> _WHAT THE TASK REQUIRES_
From the listing below, pull out every line where the string "month" appears.

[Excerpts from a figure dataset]
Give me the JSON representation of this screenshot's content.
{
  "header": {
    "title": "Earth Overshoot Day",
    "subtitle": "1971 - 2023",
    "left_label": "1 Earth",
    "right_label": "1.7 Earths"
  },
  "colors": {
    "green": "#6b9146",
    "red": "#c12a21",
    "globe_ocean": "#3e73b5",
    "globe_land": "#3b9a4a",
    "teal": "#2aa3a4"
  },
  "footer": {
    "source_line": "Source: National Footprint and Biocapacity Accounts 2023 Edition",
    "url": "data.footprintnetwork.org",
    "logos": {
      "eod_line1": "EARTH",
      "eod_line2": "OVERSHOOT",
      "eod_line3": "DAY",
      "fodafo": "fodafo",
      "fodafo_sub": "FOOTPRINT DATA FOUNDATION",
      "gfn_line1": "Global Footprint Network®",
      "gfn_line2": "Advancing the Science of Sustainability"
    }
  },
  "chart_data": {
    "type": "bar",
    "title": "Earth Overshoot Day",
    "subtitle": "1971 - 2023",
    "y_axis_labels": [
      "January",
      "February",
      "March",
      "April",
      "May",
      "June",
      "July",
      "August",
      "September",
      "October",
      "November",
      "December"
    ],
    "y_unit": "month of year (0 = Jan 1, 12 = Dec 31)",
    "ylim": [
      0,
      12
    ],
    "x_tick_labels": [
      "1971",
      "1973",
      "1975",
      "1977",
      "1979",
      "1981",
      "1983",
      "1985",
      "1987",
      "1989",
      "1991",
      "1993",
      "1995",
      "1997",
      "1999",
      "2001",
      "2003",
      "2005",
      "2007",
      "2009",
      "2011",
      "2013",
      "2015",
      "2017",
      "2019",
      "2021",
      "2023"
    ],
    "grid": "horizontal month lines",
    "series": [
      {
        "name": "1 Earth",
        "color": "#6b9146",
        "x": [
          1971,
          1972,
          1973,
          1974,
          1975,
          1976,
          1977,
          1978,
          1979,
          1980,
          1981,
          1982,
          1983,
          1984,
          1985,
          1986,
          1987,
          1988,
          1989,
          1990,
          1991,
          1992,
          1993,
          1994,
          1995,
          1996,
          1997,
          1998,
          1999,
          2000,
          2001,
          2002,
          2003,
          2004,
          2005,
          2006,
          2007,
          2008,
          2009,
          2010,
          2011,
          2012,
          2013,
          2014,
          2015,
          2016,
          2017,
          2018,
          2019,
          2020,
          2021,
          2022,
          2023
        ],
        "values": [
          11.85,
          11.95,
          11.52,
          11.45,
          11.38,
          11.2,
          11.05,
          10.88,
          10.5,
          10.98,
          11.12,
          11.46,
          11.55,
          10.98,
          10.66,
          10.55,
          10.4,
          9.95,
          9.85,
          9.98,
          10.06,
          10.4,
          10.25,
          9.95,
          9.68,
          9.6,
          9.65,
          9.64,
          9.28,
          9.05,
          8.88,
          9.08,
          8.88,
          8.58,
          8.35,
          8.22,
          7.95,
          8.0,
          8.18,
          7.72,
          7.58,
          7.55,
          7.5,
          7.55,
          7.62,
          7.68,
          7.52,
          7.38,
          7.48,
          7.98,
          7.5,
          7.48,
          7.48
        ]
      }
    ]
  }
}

...

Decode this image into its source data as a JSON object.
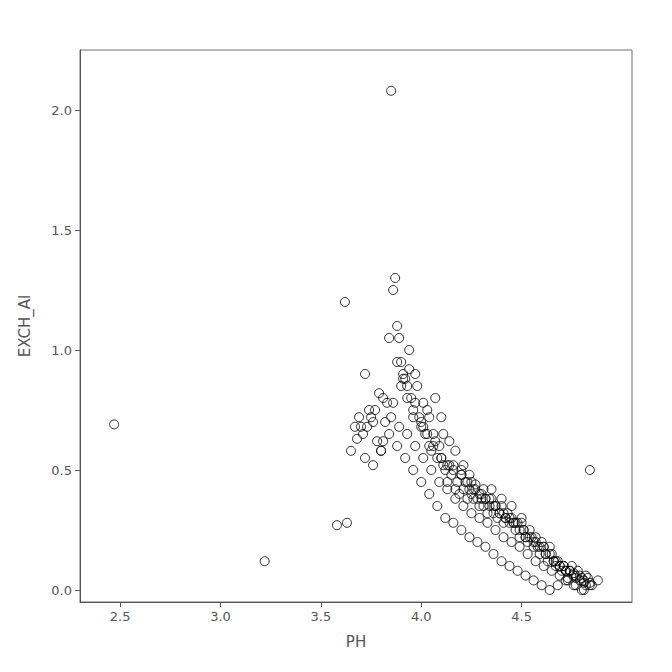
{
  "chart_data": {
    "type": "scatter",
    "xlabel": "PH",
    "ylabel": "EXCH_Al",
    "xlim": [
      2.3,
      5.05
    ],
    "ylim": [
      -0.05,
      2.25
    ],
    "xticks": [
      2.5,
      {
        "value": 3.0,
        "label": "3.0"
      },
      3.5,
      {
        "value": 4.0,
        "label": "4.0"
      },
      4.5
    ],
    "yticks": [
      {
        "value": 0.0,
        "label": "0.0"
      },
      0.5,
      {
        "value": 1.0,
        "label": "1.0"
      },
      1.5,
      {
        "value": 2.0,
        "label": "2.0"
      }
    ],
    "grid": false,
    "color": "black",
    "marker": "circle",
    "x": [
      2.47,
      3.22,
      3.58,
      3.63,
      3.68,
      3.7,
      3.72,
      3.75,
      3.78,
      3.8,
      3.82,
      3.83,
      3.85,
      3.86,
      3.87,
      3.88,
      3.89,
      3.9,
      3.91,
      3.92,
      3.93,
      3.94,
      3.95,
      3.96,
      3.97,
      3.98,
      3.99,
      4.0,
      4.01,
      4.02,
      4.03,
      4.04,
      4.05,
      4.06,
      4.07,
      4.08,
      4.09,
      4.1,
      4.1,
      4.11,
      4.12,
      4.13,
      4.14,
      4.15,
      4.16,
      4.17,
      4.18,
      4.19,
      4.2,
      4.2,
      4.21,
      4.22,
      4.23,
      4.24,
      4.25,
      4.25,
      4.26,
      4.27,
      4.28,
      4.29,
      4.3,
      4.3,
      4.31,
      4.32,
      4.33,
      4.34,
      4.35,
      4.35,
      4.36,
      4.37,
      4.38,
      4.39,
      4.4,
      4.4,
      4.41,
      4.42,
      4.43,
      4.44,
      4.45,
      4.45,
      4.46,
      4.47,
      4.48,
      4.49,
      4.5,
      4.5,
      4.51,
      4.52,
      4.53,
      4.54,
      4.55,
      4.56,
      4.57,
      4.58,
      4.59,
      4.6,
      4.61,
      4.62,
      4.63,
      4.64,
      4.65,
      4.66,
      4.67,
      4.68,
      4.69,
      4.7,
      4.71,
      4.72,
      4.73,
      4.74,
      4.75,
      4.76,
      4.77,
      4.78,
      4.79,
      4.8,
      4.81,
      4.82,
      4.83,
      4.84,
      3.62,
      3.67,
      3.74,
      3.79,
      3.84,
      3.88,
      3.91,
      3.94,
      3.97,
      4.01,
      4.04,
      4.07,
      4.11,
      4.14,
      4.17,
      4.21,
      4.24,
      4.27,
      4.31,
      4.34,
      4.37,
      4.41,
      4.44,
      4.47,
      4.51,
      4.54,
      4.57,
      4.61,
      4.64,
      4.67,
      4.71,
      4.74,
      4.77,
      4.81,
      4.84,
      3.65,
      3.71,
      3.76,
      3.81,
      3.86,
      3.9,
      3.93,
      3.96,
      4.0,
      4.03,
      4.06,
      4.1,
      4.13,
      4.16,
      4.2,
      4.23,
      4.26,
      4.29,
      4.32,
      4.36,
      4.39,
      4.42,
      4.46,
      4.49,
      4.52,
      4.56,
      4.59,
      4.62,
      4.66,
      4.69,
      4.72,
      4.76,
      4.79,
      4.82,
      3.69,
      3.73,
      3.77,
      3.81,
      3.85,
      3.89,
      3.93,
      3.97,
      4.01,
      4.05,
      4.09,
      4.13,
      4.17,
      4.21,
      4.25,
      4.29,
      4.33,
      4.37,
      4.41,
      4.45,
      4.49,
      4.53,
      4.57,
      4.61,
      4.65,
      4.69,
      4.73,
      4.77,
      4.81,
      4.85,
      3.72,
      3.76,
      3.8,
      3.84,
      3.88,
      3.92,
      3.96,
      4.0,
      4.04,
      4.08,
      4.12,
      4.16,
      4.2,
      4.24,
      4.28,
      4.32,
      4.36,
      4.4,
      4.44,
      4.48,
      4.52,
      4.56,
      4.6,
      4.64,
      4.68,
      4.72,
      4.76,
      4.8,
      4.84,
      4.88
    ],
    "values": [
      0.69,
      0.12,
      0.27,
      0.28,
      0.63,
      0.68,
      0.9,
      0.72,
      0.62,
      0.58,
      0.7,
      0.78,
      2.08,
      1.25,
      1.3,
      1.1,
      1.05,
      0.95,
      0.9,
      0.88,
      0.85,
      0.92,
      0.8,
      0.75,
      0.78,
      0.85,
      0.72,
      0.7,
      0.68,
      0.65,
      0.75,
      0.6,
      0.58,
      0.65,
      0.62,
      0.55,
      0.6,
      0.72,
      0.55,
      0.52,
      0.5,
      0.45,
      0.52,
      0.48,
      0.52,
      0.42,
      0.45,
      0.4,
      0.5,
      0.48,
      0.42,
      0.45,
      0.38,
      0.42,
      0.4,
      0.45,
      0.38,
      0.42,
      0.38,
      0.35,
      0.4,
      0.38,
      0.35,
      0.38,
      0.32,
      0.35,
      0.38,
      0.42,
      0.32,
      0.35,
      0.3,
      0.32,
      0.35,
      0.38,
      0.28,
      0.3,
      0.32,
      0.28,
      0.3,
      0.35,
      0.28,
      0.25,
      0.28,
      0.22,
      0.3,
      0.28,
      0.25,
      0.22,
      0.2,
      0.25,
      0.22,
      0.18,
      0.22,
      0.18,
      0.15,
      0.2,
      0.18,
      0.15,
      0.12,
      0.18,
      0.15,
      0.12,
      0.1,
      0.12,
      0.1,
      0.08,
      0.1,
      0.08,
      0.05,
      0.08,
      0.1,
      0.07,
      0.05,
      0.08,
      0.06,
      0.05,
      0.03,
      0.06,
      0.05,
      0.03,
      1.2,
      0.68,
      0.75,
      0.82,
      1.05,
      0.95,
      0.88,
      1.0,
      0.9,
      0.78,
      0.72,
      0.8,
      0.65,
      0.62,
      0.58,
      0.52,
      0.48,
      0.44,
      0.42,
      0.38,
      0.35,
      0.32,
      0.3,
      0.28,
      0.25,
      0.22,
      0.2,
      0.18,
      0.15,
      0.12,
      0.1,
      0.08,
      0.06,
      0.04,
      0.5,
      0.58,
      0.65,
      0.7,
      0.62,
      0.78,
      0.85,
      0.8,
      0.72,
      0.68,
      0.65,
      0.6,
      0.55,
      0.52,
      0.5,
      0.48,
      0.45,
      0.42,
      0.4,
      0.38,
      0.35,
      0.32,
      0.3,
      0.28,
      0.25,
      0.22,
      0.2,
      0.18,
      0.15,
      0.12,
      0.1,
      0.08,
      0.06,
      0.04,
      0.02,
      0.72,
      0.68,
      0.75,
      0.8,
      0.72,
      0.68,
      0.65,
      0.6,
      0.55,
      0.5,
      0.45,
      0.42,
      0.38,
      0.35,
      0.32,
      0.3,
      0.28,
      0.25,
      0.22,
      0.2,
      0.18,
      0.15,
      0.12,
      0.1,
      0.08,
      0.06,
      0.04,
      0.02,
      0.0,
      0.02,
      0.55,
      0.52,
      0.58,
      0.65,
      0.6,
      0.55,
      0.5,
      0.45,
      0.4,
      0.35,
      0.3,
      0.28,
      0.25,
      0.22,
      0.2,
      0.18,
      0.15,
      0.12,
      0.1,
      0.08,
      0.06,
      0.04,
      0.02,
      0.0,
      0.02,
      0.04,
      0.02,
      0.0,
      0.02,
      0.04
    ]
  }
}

> _FINISHED EXERCISE_
    "y_unit": "month of year (0 = Jan 1, 12 = Dec 31)",
    "grid": "horizontal month lines",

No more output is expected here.